Livingston woman was once a Hollywood stuntwoman

Author: KARIN RONNOW
Source: Bozman Daily Chronicle
Time: December 18, 2005

LIVINGSTON -- Nearly seven decades have passed since Hazel Warp put on a Scarlett O'Hara costume and tumbled down the stairs of Tara in the epic film "Gone With the Wind."

But that Hollywood stunt marked a high point in Warp's life. "I never will forget it," the 91-year-old said recently, her blue eyes sparkling beneath a crown of white hair. She sat quietly for a moment, then added, "I liked it, everything about it. I just liked my work."

Warp was the stunt double for actress Vivien Leigh, who played the narcissistic Southern belle in the 1939 Civil War movie.

It's hard to imagine the petite Warp, who now gets around in a wheelchair, willingly throwing herself down the stairs. But it was no problem, she said. Years of horse training and rodeo trick riding had taught her a few things about taking a tumble.

"I was black and blue for awhile," she said. "But I knew how to fall. The director said I spoiled them because I knew what to do."

In addition to the famous miscarriage-triggering tumble down the stairs, Warp stood in for Leigh in several horseback riding scenes.

Leigh was "kind of afraid of" horses, Warp recalled. "Most of them on the movie was afraid of them. But I was practically born on one.

"Clark Gable told me I was going to break my neck. I said, 'I haven't yet.'"

Her performance was good enough to get her a callback for Leigh's next movie, "Wuthering Heights."

"With 'Wuthering Heights,' (Leigh) told them that she wanted me or she wouldn't work," Warp recalled in an interview at Evergreen Healthcare, where she now lives.

Warp's journey from a self-described "little runt" growing up in Sweet Grass County to a Hollywood stuntwoman with a spot in the one of the most popular movies of all time was somewhat serendipitous.

But she remained humble and grateful for the experience.

And her family?

"We thought it was tops," her brother, Bob Hash, said proudly, reaching for the aging photo albums that document his sister's Hollywood days.

Rural roots

Hazel Hash was born in 1914 in Harlowton, shortly after her Scotch-Irish parents moved to Sweet Grass County from Virginia.

"Daddy came West to see what it was like," she said. "He always said, 'Here, I'm happy.' We all were."

She grew up with four siblings on a small farm near Melville, "in that big, wide-open country." The family had "plenty of sheep," four head of cattle, six dairy cows and a big garden.

All of them had to work, she recalled. "You didn't sit on your butt."

Hash, who is now 82 and lives in Bozeman, agreed. "We did everything by hand."

The Hash siblings were among the 10 students in a one-room schoolhouse a mile from home. Bob and Hazel both remembered churning and selling butter to make money to buy school clothes.

Annotated element listings
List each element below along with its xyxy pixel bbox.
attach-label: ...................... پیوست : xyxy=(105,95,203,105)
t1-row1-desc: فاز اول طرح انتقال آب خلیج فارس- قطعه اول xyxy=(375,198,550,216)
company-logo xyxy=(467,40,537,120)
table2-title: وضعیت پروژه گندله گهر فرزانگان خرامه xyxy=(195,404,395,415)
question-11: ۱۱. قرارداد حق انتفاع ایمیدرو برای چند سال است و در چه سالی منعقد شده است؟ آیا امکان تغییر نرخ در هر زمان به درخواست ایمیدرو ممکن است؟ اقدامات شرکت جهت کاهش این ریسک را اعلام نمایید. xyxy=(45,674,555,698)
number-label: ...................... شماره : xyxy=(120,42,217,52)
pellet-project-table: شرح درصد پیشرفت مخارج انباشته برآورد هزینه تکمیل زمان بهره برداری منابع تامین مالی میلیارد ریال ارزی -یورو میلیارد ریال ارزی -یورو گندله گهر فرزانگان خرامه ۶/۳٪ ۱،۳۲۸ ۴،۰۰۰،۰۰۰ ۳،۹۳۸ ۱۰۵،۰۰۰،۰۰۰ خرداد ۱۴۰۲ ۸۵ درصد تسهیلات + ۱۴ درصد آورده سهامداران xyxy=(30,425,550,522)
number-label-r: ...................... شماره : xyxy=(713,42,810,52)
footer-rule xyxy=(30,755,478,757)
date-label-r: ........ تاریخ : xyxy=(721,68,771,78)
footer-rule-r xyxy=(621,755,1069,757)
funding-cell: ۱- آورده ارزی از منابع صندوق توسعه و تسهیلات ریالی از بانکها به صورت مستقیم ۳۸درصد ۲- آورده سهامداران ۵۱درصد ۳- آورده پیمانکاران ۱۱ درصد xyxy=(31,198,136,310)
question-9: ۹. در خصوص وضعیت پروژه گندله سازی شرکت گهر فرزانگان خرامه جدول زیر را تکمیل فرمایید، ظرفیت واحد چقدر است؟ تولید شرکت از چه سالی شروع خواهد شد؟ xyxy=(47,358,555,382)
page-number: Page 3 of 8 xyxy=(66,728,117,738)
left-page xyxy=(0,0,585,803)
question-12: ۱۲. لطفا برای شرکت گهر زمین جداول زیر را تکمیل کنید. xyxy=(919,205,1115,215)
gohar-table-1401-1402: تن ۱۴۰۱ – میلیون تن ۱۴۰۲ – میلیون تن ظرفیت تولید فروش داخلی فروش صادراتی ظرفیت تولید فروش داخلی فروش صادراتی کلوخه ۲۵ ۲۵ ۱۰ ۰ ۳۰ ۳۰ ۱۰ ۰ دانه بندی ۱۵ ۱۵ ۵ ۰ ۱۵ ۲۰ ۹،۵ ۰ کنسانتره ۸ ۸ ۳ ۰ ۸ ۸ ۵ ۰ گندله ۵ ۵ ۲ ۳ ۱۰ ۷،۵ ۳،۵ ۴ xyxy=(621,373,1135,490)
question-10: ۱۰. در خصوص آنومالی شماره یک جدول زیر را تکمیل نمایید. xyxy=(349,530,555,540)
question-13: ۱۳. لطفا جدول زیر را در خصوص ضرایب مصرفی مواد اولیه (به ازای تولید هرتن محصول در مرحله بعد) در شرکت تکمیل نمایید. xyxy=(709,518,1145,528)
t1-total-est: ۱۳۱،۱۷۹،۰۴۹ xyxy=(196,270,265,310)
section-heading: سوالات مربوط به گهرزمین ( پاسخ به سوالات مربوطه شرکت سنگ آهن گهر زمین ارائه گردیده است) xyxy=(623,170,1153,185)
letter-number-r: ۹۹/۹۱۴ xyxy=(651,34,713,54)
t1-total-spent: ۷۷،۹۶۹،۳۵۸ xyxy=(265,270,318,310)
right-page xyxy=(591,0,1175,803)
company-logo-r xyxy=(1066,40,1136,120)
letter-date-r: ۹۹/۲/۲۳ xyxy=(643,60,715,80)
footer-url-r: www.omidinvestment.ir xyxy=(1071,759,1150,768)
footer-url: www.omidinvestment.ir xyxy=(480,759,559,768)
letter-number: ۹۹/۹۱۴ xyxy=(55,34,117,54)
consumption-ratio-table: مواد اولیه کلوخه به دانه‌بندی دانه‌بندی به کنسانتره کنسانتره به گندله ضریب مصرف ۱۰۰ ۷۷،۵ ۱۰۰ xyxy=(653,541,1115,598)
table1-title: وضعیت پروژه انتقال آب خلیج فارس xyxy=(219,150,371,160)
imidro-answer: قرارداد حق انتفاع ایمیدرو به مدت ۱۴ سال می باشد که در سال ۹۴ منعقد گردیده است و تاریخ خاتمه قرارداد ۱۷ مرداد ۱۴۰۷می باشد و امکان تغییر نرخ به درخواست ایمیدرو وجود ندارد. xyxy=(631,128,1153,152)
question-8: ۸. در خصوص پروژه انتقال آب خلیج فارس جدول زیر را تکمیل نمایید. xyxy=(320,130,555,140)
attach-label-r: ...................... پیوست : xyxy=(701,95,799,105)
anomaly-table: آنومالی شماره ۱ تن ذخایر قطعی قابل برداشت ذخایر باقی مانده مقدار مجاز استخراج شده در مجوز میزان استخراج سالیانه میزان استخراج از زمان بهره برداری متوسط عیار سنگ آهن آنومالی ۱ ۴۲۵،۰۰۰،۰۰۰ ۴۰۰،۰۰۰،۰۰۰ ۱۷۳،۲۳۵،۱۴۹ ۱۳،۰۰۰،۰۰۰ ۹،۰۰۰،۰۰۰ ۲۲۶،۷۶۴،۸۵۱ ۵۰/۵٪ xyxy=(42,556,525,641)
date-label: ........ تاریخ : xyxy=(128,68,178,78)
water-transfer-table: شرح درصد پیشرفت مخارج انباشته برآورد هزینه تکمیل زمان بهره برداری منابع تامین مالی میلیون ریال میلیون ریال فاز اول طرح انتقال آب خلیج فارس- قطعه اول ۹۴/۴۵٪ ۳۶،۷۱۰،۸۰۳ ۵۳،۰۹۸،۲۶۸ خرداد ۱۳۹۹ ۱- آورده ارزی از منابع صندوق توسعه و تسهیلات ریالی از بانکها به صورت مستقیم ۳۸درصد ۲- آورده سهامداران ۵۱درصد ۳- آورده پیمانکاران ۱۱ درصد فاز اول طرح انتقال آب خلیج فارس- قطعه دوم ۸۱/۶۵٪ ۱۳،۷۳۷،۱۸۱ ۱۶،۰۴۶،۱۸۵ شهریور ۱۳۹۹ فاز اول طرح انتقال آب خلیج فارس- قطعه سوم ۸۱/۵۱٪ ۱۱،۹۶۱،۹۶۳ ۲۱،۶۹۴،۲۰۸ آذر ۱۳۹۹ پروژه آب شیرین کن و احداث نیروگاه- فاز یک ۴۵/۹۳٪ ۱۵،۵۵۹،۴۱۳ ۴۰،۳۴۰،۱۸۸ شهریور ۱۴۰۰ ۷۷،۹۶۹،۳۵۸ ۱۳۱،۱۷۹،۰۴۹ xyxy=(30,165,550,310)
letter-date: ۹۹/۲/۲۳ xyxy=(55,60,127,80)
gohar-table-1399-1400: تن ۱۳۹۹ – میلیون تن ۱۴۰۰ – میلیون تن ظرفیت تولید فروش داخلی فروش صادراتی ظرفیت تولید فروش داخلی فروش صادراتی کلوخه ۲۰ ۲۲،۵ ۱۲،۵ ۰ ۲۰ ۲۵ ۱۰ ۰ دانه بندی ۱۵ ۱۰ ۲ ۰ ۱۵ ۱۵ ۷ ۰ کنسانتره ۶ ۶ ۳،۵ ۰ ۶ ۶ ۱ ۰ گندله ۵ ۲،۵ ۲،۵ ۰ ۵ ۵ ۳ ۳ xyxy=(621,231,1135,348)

• _What the exercise asks_
Reproduce the text about the Livingston stuntwoman word for word, starting with "Rural roots" and going on through "a big garden.".

• _Result of this exercise_
Rural roots

Hazel Hash was born in 1914 in Harlowton, shortly after her Scotch-Irish parents moved to Sweet Grass County from Virginia.

"Daddy came West to see what it was like," she said. "He always said, 'Here, I'm happy.' We all were."

She grew up with four siblings on a small farm near Melville, "in that big, wide-open country." The family had "plenty of sheep," four head of cattle, six dairy cows and a big garden.